Annotated region listings:
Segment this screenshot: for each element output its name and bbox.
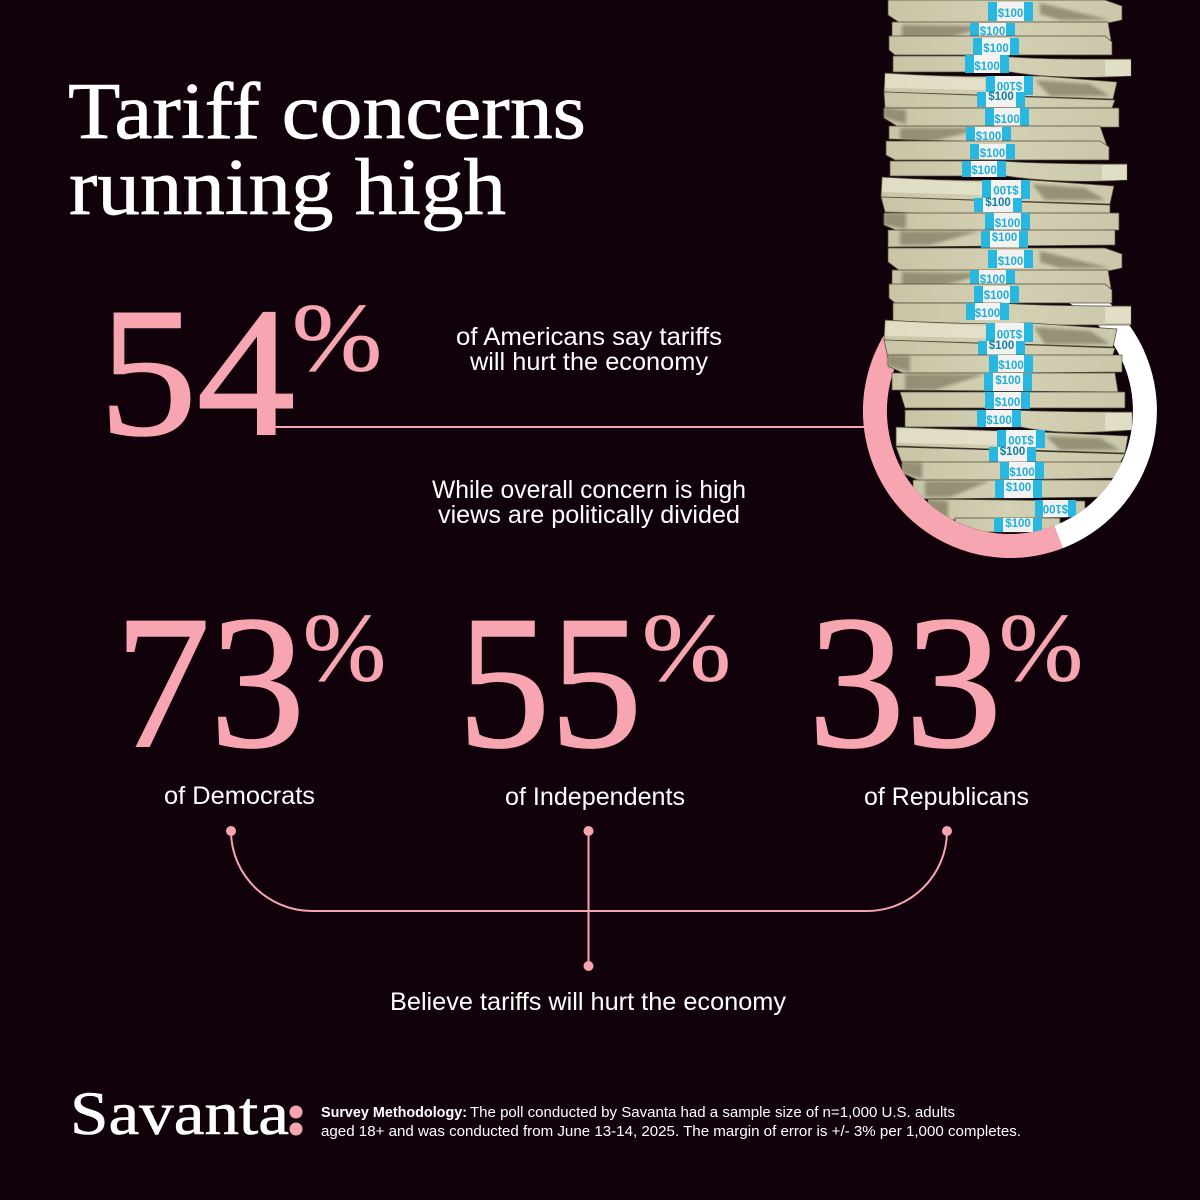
icon: stack of money bundles: $100: [995, 218, 1020, 230]
stat: 33 percent of Republicans: 33: [808, 578, 1002, 788]
icon: stack of money bundles: $100: [993, 183, 1019, 195]
icon: stack of money bundles: $100: [997, 327, 1022, 339]
survey methodology note: [321, 1105, 1021, 1140]
survey methodology note: Survey Methodology:: [321, 1105, 467, 1121]
stat: 73 percent of Democrats: %: [303, 594, 386, 702]
survey methodology note: The poll conducted by Savanta had a sample size of n=1,000 U.S. adults: [470, 1105, 955, 1121]
text: Americans say tariffs will hurt: [456, 323, 722, 376]
stat: 54 percent: 54: [99, 270, 295, 474]
icon: stack of money bundles: $100: [995, 375, 1021, 387]
icon: stack of money bundles: $100: [994, 114, 1020, 126]
text: Americans say tariffs will hurt: of Americans say tariffs: [456, 323, 722, 351]
icon: stack of money bundles: $100: [992, 232, 1017, 244]
icon: stack of money bundles: $100: [1005, 518, 1031, 530]
title: [68, 66, 586, 232]
icon: stack of money bundles: $100: [998, 256, 1023, 268]
title: running high: [69, 142, 506, 232]
donut chart: 54 percent: [875, 276, 1145, 546]
text: politically divided: While overall concern is high: [432, 476, 746, 504]
stat: 73 percent of Democrats: [115, 578, 386, 810]
bracket connector: [226, 826, 952, 971]
icon: stack of money bundles: $100: [984, 290, 1009, 302]
text: believe tariffs will hurt: Believe tariffs will hurt the economy: [390, 988, 786, 1016]
icon: stack of money bundles: $100: [983, 43, 1009, 55]
icon: stack of money bundles: $100: [989, 340, 1014, 352]
icon: stack of money bundles: $100: [975, 308, 1000, 320]
stat: 54 percent: %: [292, 284, 382, 392]
stat: 55 percent of Independents: 55: [458, 578, 642, 788]
icon: stack of money bundles: $100: [980, 274, 1005, 286]
stat: 73 percent of Democrats: of Democrats: [164, 782, 315, 810]
icon: stack of money bundles: $100: [971, 165, 997, 177]
icon: stack of money bundles: $100: [985, 197, 1011, 209]
survey methodology note: aged 18+ and was conducted from June 13-14, 2025. The margin of error is +/- 3% per 1,000 completes.: [321, 1124, 1021, 1140]
text: politically divided: views are politically divided: [438, 501, 740, 529]
icon: stack of money bundles: $100: [1043, 502, 1068, 514]
icon: stack of money bundles: $100: [997, 79, 1022, 91]
stat: 33 percent of Republicans: of Republicans: [864, 783, 1029, 811]
icon: stack of money bundles: $100: [1006, 482, 1031, 494]
icon: stack of money bundles: $100: [976, 131, 1001, 143]
stat: 33 percent of Republicans: %: [999, 594, 1083, 702]
stat: 55 percent of Independents: of Independents: [505, 783, 685, 811]
icon: stack of money bundles: $100: [1008, 433, 1034, 445]
icon: stack of money bundles: $100: [986, 415, 1012, 427]
icon: stack of money bundles: [881, 0, 1132, 532]
text: Americans say tariffs will hurt: will hurt the economy: [469, 348, 709, 376]
leader line from stat to donut: [269, 426, 866, 428]
icon: stack of money bundles: $100: [1000, 446, 1025, 458]
icon: stack of money bundles: $100: [988, 91, 1014, 103]
stat: 73 percent of Democrats: 73: [115, 578, 305, 788]
stat: 55 percent of Independents: %: [642, 594, 731, 702]
stat: 54 percent: [99, 270, 382, 474]
icon: stack of money bundles: $100: [995, 397, 1020, 409]
stat: 33 percent of Republicans: [808, 578, 1083, 811]
icon: stack of money bundles: $100: [998, 360, 1024, 372]
icon: stack of money bundles: $100: [974, 61, 1000, 73]
stat: 55 percent of Independents: [458, 578, 731, 811]
icon: stack of money bundles: $100: [1009, 467, 1035, 479]
title: Tariff concerns: [68, 66, 586, 156]
icon: stack of money bundles: $100: [980, 148, 1005, 160]
icon: stack of money bundles: $100: [980, 26, 1005, 38]
logo: Savanta: Savanta: [70, 1081, 289, 1148]
icon: stack of money bundles: $100: [998, 8, 1023, 20]
text: politically divided: [432, 476, 746, 529]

Given problem: Retype every line of the listing from the one containing "icon: stack of money bundles: $100: [995, 218, 1020, 230]" down to the one containing "bracket connector: [226, 826, 952, 971]", keeping each character unchanged.

Task result:
icon: stack of money bundles: $100: [995, 218, 1020, 230]
stat: 33 percent of Republicans: 33: [808, 578, 1002, 788]
icon: stack of money bundles: $100: [993, 183, 1019, 195]
icon: stack of money bundles: $100: [997, 327, 1022, 339]
survey methodology note: [321, 1105, 1021, 1140]
survey methodology note: Survey Methodology:: [321, 1105, 467, 1121]
stat: 73 percent of Democrats: %: [303, 594, 386, 702]
survey methodology note: The poll conducted by Savanta had a sample size of n=1,000 U.S. adults: [470, 1105, 955, 1121]
text: Americans say tariffs will hurt: [456, 323, 722, 376]
stat: 54 percent: 54: [99, 270, 295, 474]
icon: stack of money bundles: $100: [995, 375, 1021, 387]
icon: stack of money bundles: $100: [994, 114, 1020, 126]
text: Americans say tariffs will hurt: of Americans say tariffs: [456, 323, 722, 351]
icon: stack of money bundles: $100: [992, 232, 1017, 244]
icon: stack of money bundles: $100: [1005, 518, 1031, 530]
title: [68, 66, 586, 232]
icon: stack of money bundles: $100: [998, 256, 1023, 268]
title: running high: [69, 142, 506, 232]
donut chart: 54 percent: [875, 276, 1145, 546]
text: politically divided: While overall concern is high: [432, 476, 746, 504]
stat: 73 percent of Democrats: [115, 578, 386, 810]
bracket connector: [226, 826, 952, 971]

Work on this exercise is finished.